PROVIDED RECORDS -
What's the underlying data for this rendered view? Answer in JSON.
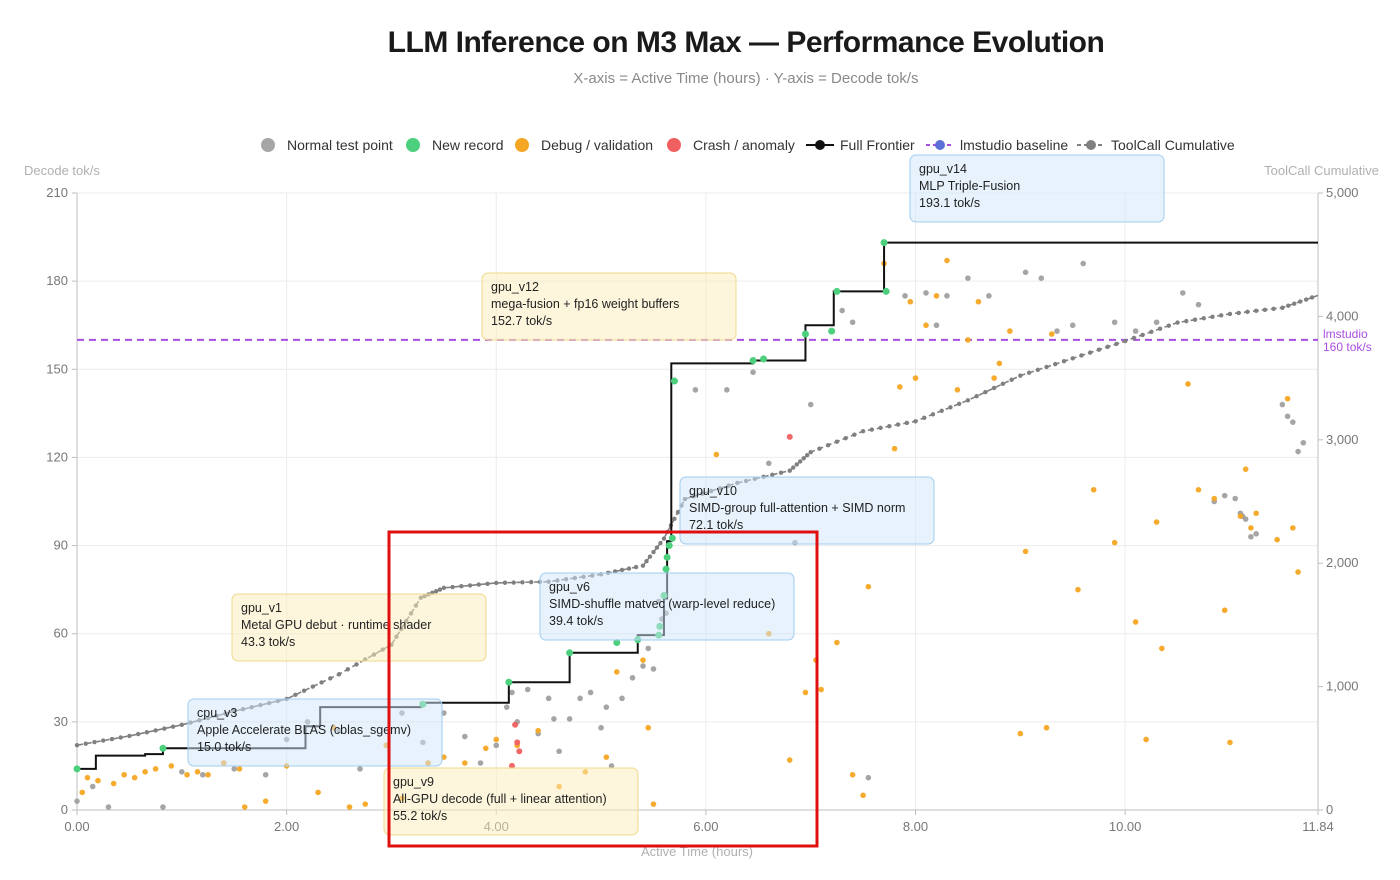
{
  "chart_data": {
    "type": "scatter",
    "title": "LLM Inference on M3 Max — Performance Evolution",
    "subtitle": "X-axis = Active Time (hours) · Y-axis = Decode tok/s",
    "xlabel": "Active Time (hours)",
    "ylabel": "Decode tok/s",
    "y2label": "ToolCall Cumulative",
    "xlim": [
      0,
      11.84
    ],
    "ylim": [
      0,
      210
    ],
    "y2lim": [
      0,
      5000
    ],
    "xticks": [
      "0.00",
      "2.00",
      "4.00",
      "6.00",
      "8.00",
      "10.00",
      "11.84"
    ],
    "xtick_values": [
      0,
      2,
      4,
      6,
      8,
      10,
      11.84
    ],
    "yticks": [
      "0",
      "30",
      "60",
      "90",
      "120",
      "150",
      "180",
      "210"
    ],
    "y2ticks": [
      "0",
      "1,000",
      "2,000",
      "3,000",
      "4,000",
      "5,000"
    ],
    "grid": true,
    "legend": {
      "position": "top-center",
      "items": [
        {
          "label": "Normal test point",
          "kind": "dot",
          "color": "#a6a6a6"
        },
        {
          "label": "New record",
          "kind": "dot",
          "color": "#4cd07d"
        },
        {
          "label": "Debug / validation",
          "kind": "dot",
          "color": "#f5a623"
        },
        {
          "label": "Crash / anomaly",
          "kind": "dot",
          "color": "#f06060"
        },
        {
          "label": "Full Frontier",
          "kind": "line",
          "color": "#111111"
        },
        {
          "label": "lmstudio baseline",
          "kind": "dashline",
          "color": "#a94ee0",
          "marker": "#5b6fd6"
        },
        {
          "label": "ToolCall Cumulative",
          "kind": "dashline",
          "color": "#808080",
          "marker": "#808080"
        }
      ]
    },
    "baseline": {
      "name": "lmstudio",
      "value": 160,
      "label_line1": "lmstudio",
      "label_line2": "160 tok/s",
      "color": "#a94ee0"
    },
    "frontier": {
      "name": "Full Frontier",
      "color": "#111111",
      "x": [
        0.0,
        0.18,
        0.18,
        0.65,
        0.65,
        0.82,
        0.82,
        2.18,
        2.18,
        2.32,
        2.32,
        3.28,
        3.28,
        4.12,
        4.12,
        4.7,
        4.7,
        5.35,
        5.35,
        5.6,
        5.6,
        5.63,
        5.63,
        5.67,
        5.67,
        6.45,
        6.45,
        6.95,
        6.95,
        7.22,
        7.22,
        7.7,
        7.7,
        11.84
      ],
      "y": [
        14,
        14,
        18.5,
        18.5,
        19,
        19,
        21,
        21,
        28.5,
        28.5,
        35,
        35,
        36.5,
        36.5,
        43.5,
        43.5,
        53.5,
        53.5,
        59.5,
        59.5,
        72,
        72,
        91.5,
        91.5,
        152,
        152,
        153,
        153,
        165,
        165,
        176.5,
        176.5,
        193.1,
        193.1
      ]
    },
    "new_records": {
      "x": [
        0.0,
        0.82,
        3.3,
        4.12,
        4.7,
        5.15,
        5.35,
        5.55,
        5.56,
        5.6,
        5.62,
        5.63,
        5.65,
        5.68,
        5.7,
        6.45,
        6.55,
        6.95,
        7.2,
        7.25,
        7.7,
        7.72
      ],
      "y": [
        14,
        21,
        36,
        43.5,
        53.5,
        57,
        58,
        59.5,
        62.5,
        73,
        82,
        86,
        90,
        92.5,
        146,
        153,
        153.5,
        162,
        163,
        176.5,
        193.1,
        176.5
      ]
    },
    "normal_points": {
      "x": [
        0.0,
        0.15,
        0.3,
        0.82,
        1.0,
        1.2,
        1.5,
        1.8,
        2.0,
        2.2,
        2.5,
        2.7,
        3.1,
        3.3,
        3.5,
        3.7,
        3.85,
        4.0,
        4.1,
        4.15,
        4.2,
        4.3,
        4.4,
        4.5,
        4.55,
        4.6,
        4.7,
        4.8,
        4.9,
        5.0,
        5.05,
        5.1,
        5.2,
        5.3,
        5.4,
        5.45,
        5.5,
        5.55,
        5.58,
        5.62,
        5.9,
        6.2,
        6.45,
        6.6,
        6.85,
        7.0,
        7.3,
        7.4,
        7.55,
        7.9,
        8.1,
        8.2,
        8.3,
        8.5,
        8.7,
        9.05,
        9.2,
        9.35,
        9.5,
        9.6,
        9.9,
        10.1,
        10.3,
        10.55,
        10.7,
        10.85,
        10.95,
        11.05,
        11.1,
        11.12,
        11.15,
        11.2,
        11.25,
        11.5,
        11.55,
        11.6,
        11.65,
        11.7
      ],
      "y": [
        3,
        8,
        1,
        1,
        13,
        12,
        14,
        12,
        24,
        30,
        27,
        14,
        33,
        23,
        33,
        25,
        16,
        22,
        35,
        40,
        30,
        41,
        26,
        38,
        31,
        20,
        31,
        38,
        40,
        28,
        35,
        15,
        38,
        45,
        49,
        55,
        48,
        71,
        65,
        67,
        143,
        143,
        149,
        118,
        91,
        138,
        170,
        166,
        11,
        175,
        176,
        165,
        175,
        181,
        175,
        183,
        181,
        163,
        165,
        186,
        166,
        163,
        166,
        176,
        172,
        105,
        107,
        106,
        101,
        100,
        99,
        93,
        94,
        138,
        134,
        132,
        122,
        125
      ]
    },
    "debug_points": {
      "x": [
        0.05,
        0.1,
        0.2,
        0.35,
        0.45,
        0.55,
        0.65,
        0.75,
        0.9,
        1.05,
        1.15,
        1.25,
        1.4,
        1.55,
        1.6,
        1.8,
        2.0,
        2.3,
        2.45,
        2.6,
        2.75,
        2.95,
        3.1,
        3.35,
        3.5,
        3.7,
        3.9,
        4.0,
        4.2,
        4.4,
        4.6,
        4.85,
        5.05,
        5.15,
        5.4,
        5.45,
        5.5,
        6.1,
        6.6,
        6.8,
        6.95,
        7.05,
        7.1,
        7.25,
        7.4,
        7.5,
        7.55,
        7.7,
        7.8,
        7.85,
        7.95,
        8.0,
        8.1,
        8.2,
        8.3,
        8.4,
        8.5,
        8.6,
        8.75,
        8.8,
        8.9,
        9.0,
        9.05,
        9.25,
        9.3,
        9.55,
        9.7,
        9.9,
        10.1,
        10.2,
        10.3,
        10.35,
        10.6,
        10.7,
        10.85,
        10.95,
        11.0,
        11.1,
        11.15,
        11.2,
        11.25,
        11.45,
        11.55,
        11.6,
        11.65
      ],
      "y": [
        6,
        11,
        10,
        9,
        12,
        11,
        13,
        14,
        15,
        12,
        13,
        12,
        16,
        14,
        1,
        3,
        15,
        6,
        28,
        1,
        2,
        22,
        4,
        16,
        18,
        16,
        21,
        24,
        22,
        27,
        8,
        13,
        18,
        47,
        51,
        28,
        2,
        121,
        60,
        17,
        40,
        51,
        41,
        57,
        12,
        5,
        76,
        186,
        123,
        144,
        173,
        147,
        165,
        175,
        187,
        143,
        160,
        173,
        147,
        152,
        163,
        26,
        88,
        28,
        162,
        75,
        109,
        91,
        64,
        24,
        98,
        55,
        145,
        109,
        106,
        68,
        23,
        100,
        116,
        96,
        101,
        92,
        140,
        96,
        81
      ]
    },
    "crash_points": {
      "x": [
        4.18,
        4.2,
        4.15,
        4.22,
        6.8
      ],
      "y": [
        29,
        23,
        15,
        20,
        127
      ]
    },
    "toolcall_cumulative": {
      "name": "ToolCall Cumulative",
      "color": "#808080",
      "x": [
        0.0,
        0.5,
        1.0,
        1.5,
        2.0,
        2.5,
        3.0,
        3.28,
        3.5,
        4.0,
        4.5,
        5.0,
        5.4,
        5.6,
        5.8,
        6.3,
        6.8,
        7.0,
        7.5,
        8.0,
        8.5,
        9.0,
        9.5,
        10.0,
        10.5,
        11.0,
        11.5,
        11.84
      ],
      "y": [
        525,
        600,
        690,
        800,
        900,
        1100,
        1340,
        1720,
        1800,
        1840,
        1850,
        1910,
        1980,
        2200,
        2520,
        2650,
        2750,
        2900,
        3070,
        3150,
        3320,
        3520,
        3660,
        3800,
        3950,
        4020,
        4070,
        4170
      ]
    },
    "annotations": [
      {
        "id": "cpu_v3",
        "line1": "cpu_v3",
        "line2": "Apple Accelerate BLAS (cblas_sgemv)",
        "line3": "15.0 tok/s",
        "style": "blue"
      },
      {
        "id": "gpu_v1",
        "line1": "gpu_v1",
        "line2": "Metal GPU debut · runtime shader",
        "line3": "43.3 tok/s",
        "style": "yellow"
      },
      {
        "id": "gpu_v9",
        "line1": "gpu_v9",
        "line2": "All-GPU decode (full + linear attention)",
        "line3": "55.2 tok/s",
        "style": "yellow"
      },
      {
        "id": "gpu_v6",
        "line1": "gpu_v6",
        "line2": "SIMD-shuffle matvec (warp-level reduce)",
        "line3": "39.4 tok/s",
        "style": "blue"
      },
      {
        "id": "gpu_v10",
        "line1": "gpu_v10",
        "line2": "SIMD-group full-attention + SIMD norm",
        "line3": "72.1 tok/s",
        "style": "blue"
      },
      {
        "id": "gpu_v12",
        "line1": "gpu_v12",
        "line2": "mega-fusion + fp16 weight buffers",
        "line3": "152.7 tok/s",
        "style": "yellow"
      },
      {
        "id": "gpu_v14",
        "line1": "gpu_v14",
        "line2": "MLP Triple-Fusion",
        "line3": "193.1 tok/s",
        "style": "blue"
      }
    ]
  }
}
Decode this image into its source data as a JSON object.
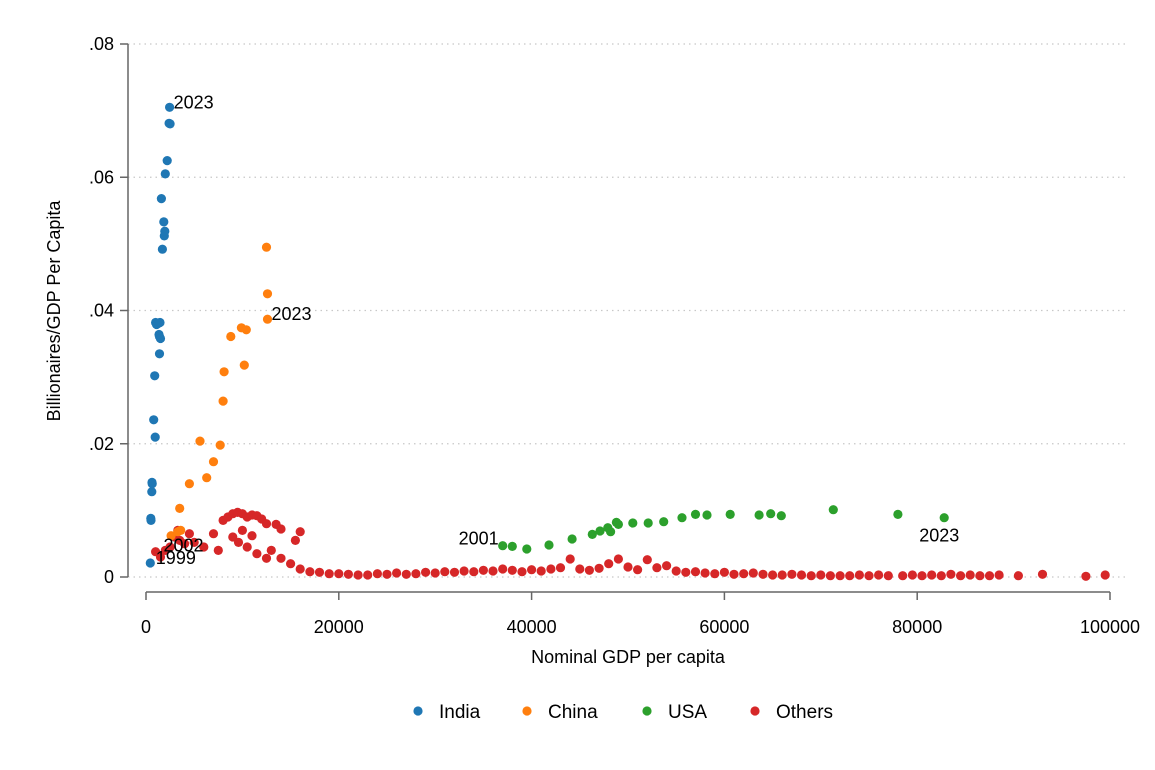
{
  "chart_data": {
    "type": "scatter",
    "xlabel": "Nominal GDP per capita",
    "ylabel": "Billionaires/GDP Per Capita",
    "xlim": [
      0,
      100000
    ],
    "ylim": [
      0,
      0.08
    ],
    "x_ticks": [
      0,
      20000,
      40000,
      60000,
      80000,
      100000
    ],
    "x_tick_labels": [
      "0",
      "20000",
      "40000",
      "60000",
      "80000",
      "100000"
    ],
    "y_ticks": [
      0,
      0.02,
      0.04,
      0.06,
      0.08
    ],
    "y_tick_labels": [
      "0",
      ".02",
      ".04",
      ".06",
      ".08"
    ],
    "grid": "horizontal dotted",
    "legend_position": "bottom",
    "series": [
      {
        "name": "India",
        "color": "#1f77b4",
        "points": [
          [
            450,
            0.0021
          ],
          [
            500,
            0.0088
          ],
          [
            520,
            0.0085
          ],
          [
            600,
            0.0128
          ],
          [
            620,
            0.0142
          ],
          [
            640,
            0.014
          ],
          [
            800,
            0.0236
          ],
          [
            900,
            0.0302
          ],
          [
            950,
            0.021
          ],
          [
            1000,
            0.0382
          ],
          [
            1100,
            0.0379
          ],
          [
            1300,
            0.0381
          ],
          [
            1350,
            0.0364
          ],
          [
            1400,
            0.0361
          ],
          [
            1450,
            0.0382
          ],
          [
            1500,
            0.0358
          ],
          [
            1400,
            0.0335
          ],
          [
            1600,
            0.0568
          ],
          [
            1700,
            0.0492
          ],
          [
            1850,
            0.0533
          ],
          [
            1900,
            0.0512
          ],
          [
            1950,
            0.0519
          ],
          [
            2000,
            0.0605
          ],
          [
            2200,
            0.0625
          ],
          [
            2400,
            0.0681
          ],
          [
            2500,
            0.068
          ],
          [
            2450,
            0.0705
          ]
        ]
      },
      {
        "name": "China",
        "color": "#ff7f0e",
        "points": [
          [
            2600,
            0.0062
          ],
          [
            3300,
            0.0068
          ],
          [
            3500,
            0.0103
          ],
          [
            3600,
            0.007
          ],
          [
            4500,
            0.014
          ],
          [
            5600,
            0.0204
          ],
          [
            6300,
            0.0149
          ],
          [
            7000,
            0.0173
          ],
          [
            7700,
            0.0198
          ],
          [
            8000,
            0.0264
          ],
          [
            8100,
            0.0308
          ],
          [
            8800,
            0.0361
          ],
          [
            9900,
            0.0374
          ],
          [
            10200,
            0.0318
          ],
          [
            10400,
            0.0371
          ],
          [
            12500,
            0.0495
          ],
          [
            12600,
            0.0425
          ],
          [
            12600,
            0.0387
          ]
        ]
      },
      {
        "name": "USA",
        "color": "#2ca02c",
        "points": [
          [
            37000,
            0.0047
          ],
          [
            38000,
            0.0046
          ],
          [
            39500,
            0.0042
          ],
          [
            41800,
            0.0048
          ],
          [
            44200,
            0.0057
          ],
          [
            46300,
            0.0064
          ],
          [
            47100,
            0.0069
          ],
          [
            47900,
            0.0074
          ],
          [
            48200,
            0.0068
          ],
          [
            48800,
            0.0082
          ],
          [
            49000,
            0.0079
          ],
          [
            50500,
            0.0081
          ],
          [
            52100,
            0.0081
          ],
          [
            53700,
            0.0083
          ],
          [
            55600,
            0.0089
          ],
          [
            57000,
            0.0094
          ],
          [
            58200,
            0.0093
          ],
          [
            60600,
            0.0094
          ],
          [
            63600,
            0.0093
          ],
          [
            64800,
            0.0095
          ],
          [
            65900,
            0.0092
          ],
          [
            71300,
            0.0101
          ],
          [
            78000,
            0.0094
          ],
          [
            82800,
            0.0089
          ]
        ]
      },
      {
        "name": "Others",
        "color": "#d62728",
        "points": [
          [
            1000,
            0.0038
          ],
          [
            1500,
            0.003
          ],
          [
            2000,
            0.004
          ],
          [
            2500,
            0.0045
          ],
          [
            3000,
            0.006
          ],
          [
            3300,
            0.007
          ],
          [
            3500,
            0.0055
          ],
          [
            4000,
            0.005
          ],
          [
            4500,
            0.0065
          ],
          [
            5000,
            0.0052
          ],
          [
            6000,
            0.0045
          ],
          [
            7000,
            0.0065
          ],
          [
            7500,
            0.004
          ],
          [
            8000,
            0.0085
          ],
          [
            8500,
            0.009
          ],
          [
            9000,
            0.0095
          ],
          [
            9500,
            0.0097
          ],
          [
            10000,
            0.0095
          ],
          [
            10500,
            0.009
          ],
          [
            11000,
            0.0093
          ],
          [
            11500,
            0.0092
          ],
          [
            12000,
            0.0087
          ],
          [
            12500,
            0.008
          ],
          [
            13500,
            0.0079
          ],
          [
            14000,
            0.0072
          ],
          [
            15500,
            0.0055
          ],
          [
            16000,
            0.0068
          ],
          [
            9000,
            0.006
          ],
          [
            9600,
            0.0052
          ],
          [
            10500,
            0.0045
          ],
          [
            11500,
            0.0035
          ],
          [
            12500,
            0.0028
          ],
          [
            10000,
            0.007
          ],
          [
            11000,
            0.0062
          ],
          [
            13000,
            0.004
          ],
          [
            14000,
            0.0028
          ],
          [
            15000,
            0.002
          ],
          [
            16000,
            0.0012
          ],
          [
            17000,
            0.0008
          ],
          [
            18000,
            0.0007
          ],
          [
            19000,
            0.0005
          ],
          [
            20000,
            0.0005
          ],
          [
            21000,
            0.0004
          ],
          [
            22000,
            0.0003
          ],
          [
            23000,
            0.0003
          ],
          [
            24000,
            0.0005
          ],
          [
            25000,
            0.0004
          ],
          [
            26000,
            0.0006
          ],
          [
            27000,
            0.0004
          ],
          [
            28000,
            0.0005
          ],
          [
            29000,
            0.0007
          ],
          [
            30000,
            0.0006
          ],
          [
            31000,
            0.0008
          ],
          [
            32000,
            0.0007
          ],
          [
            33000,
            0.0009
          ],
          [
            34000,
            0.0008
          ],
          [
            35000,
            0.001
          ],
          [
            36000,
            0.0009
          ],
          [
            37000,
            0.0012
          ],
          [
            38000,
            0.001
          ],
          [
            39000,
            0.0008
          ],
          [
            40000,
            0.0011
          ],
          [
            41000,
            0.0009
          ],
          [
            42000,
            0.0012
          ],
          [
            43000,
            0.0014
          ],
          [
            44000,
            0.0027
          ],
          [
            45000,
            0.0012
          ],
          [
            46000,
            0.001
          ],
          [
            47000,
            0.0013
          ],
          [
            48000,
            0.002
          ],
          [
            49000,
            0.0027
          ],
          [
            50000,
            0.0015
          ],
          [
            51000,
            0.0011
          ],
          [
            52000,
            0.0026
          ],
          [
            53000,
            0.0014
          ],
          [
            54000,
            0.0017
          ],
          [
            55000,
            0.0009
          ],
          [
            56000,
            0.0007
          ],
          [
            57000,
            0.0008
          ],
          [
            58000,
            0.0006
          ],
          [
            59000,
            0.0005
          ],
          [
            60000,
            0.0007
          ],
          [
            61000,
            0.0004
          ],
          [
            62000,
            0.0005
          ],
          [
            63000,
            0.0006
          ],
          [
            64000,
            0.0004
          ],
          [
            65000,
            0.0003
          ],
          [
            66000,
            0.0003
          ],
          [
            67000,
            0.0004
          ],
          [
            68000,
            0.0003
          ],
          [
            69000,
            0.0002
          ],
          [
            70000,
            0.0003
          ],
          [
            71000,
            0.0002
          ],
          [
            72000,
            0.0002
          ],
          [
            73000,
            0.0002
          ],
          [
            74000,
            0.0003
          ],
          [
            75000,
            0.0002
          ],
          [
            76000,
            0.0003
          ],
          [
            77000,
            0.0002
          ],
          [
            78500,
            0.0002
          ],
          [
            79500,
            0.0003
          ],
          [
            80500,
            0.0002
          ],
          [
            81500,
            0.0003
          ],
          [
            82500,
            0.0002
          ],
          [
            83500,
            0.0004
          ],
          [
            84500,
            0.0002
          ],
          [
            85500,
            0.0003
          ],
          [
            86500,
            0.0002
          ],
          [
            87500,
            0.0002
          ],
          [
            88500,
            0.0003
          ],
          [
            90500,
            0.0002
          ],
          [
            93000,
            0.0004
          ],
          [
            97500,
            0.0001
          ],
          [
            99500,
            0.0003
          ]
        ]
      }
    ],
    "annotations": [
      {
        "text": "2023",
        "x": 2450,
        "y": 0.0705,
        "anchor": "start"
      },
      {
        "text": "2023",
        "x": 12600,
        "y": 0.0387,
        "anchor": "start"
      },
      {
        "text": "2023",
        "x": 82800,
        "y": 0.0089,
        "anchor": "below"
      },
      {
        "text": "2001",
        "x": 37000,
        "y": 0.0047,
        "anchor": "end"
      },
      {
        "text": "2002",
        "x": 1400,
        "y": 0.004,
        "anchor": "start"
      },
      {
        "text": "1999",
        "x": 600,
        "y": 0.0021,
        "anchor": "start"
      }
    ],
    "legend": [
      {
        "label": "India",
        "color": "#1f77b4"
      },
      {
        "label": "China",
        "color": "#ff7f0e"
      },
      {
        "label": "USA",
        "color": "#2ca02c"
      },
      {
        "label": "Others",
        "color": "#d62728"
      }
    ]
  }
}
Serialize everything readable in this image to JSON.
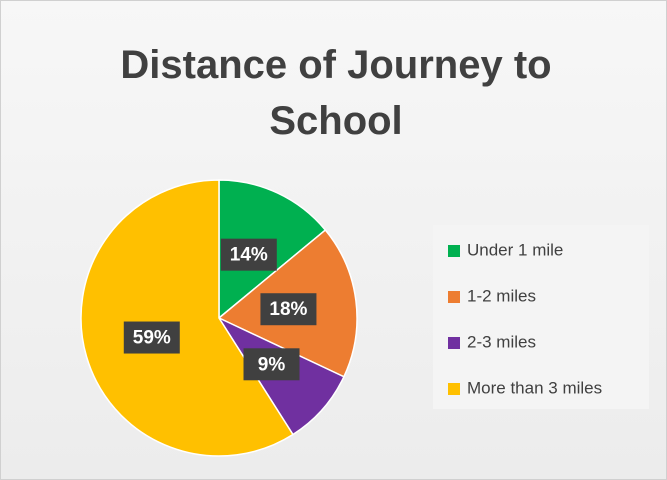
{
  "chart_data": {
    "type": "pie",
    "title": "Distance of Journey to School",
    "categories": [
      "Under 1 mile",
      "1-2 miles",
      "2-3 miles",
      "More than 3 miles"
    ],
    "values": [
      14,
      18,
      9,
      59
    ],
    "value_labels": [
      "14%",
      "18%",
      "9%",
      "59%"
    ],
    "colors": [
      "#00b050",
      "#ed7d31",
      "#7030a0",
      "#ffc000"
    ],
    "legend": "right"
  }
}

WHAT THIS TASK INVOLVES - Scan the records above for the string "hours", then select every line that holds it.

FULL SOLUTION -
    "subtitle": "X-axis = Active Time (hours) · Y-axis = Decode tok/s",
    "xlabel": "Active Time (hours)",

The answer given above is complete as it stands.